=== LISTED RECORDS ===

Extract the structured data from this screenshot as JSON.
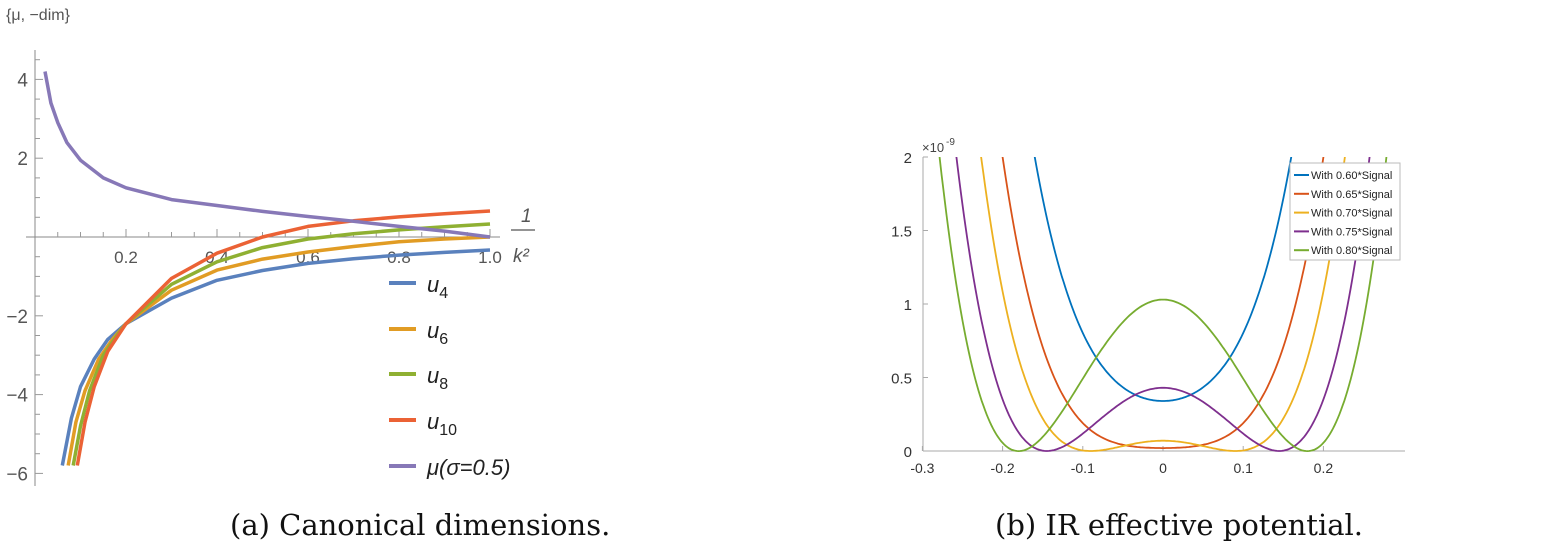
{
  "chart_data": [
    {
      "type": "line",
      "caption": "(a) Canonical dimensions.",
      "ylabel": "{μ, −dim}",
      "xlabel_num": "1",
      "xlabel_den": "k²",
      "xlim": [
        0,
        1.02
      ],
      "ylim": [
        -6.1,
        4.7
      ],
      "xticks": [
        0.2,
        0.4,
        0.6,
        0.8,
        1.0
      ],
      "xtick_labels": [
        "0.2",
        "0.4",
        "0.6",
        "0.8",
        "1.0"
      ],
      "yticks": [
        4,
        2,
        -2,
        -4,
        -6
      ],
      "ytick_labels": [
        "4",
        "2",
        "−2",
        "−4",
        "−6"
      ],
      "legend_position": "bottom-right",
      "series": [
        {
          "name": "u",
          "sub": "4",
          "color": "#5a81bd",
          "x": [
            0.06,
            0.08,
            0.1,
            0.13,
            0.16,
            0.2,
            0.3,
            0.4,
            0.5,
            0.6,
            0.7,
            0.8,
            0.9,
            1.0
          ],
          "y": [
            -5.8,
            -4.6,
            -3.8,
            -3.1,
            -2.6,
            -2.2,
            -1.55,
            -1.1,
            -0.85,
            -0.67,
            -0.55,
            -0.46,
            -0.39,
            -0.33
          ]
        },
        {
          "name": "u",
          "sub": "6",
          "color": "#e19c24",
          "x": [
            0.073,
            0.09,
            0.11,
            0.14,
            0.17,
            0.2,
            0.3,
            0.4,
            0.5,
            0.6,
            0.7,
            0.8,
            0.9,
            1.0
          ],
          "y": [
            -5.8,
            -4.7,
            -3.9,
            -3.1,
            -2.6,
            -2.2,
            -1.35,
            -0.84,
            -0.56,
            -0.38,
            -0.24,
            -0.12,
            -0.05,
            0.0
          ]
        },
        {
          "name": "u",
          "sub": "8",
          "color": "#8fb032",
          "x": [
            0.084,
            0.1,
            0.12,
            0.15,
            0.18,
            0.2,
            0.3,
            0.4,
            0.5,
            0.6,
            0.7,
            0.8,
            0.9,
            1.0
          ],
          "y": [
            -5.8,
            -4.8,
            -3.9,
            -3.0,
            -2.5,
            -2.2,
            -1.2,
            -0.63,
            -0.27,
            -0.05,
            0.08,
            0.18,
            0.26,
            0.33
          ]
        },
        {
          "name": "u",
          "sub": "10",
          "color": "#eb6235",
          "x": [
            0.093,
            0.11,
            0.13,
            0.16,
            0.2,
            0.3,
            0.4,
            0.5,
            0.6,
            0.7,
            0.8,
            0.9,
            1.0
          ],
          "y": [
            -5.8,
            -4.7,
            -3.8,
            -2.9,
            -2.2,
            -1.05,
            -0.41,
            0.0,
            0.27,
            0.41,
            0.51,
            0.59,
            0.66
          ]
        },
        {
          "name": "μ(σ=0.5)",
          "sub": "",
          "color": "#8778b7",
          "x": [
            0.022,
            0.035,
            0.05,
            0.07,
            0.1,
            0.15,
            0.2,
            0.3,
            0.4,
            0.5,
            0.6,
            0.7,
            0.8,
            0.9,
            1.0
          ],
          "y": [
            4.2,
            3.4,
            2.9,
            2.4,
            1.95,
            1.5,
            1.25,
            0.95,
            0.8,
            0.65,
            0.52,
            0.4,
            0.27,
            0.15,
            0.0
          ]
        }
      ]
    },
    {
      "type": "line",
      "caption": "(b) IR effective potential.",
      "y_multiplier": "×10",
      "y_multiplier_exp": "-9",
      "xlim": [
        -0.3,
        0.3
      ],
      "ylim": [
        0,
        2
      ],
      "xticks": [
        -0.3,
        -0.2,
        -0.1,
        0,
        0.1,
        0.2
      ],
      "xtick_labels": [
        "-0.3",
        "-0.2",
        "-0.1",
        "0",
        "0.1",
        "0.2"
      ],
      "yticks": [
        0,
        0.5,
        1,
        1.5,
        2
      ],
      "ytick_labels": [
        "0",
        "0.5",
        "1",
        "1.5",
        "2"
      ],
      "legend_position": "top-right",
      "model": "y = c0 + c2*x^2 + c4*x^4 (units of 1e-9)",
      "series": [
        {
          "name": "With 0.60*Signal",
          "color": "#0072bd",
          "c0": 0.34,
          "c2": 34.3,
          "c4": 1196
        },
        {
          "name": "With 0.65*Signal",
          "color": "#d95319",
          "c0": 0.02,
          "c2": 6.17,
          "c4": 1083
        },
        {
          "name": "With 0.70*Signal",
          "color": "#edb120",
          "c0": 0.07,
          "c2": -17.3,
          "c4": 1067
        },
        {
          "name": "With 0.75*Signal",
          "color": "#7e2f8e",
          "c0": 0.43,
          "c2": -40.9,
          "c4": 973
        },
        {
          "name": "With 0.80*Signal",
          "color": "#77ac30",
          "c0": 1.03,
          "c2": -63.6,
          "c4": 981
        }
      ]
    }
  ]
}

===

Take the listing above and restate it word for word, without its pictures.

Extract the structured data from this screenshot as JSON.
{
  "chart_data": [
    {
      "type": "line",
      "caption": "(a) Canonical dimensions.",
      "ylabel": "{μ, −dim}",
      "xlabel_num": "1",
      "xlabel_den": "k²",
      "xlim": [
        0,
        1.02
      ],
      "ylim": [
        -6.1,
        4.7
      ],
      "xticks": [
        0.2,
        0.4,
        0.6,
        0.8,
        1.0
      ],
      "xtick_labels": [
        "0.2",
        "0.4",
        "0.6",
        "0.8",
        "1.0"
      ],
      "yticks": [
        4,
        2,
        -2,
        -4,
        -6
      ],
      "ytick_labels": [
        "4",
        "2",
        "−2",
        "−4",
        "−6"
      ],
      "legend_position": "bottom-right",
      "series": [
        {
          "name": "u",
          "sub": "4",
          "color": "#5a81bd",
          "x": [
            0.06,
            0.08,
            0.1,
            0.13,
            0.16,
            0.2,
            0.3,
            0.4,
            0.5,
            0.6,
            0.7,
            0.8,
            0.9,
            1.0
          ],
          "y": [
            -5.8,
            -4.6,
            -3.8,
            -3.1,
            -2.6,
            -2.2,
            -1.55,
            -1.1,
            -0.85,
            -0.67,
            -0.55,
            -0.46,
            -0.39,
            -0.33
          ]
        },
        {
          "name": "u",
          "sub": "6",
          "color": "#e19c24",
          "x": [
            0.073,
            0.09,
            0.11,
            0.14,
            0.17,
            0.2,
            0.3,
            0.4,
            0.5,
            0.6,
            0.7,
            0.8,
            0.9,
            1.0
          ],
          "y": [
            -5.8,
            -4.7,
            -3.9,
            -3.1,
            -2.6,
            -2.2,
            -1.35,
            -0.84,
            -0.56,
            -0.38,
            -0.24,
            -0.12,
            -0.05,
            0.0
          ]
        },
        {
          "name": "u",
          "sub": "8",
          "color": "#8fb032",
          "x": [
            0.084,
            0.1,
            0.12,
            0.15,
            0.18,
            0.2,
            0.3,
            0.4,
            0.5,
            0.6,
            0.7,
            0.8,
            0.9,
            1.0
          ],
          "y": [
            -5.8,
            -4.8,
            -3.9,
            -3.0,
            -2.5,
            -2.2,
            -1.2,
            -0.63,
            -0.27,
            -0.05,
            0.08,
            0.18,
            0.26,
            0.33
          ]
        },
        {
          "name": "u",
          "sub": "10",
          "color": "#eb6235",
          "x": [
            0.093,
            0.11,
            0.13,
            0.16,
            0.2,
            0.3,
            0.4,
            0.5,
            0.6,
            0.7,
            0.8,
            0.9,
            1.0
          ],
          "y": [
            -5.8,
            -4.7,
            -3.8,
            -2.9,
            -2.2,
            -1.05,
            -0.41,
            0.0,
            0.27,
            0.41,
            0.51,
            0.59,
            0.66
          ]
        },
        {
          "name": "μ(σ=0.5)",
          "sub": "",
          "color": "#8778b7",
          "x": [
            0.022,
            0.035,
            0.05,
            0.07,
            0.1,
            0.15,
            0.2,
            0.3,
            0.4,
            0.5,
            0.6,
            0.7,
            0.8,
            0.9,
            1.0
          ],
          "y": [
            4.2,
            3.4,
            2.9,
            2.4,
            1.95,
            1.5,
            1.25,
            0.95,
            0.8,
            0.65,
            0.52,
            0.4,
            0.27,
            0.15,
            0.0
          ]
        }
      ]
    },
    {
      "type": "line",
      "caption": "(b) IR effective potential.",
      "y_multiplier": "×10",
      "y_multiplier_exp": "-9",
      "xlim": [
        -0.3,
        0.3
      ],
      "ylim": [
        0,
        2
      ],
      "xticks": [
        -0.3,
        -0.2,
        -0.1,
        0,
        0.1,
        0.2
      ],
      "xtick_labels": [
        "-0.3",
        "-0.2",
        "-0.1",
        "0",
        "0.1",
        "0.2"
      ],
      "yticks": [
        0,
        0.5,
        1,
        1.5,
        2
      ],
      "ytick_labels": [
        "0",
        "0.5",
        "1",
        "1.5",
        "2"
      ],
      "legend_position": "top-right",
      "model": "y = c0 + c2*x^2 + c4*x^4 (units of 1e-9)",
      "series": [
        {
          "name": "With 0.60*Signal",
          "color": "#0072bd",
          "c0": 0.34,
          "c2": 34.3,
          "c4": 1196
        },
        {
          "name": "With 0.65*Signal",
          "color": "#d95319",
          "c0": 0.02,
          "c2": 6.17,
          "c4": 1083
        },
        {
          "name": "With 0.70*Signal",
          "color": "#edb120",
          "c0": 0.07,
          "c2": -17.3,
          "c4": 1067
        },
        {
          "name": "With 0.75*Signal",
          "color": "#7e2f8e",
          "c0": 0.43,
          "c2": -40.9,
          "c4": 973
        },
        {
          "name": "With 0.80*Signal",
          "color": "#77ac30",
          "c0": 1.03,
          "c2": -63.6,
          "c4": 981
        }
      ]
    }
  ]
}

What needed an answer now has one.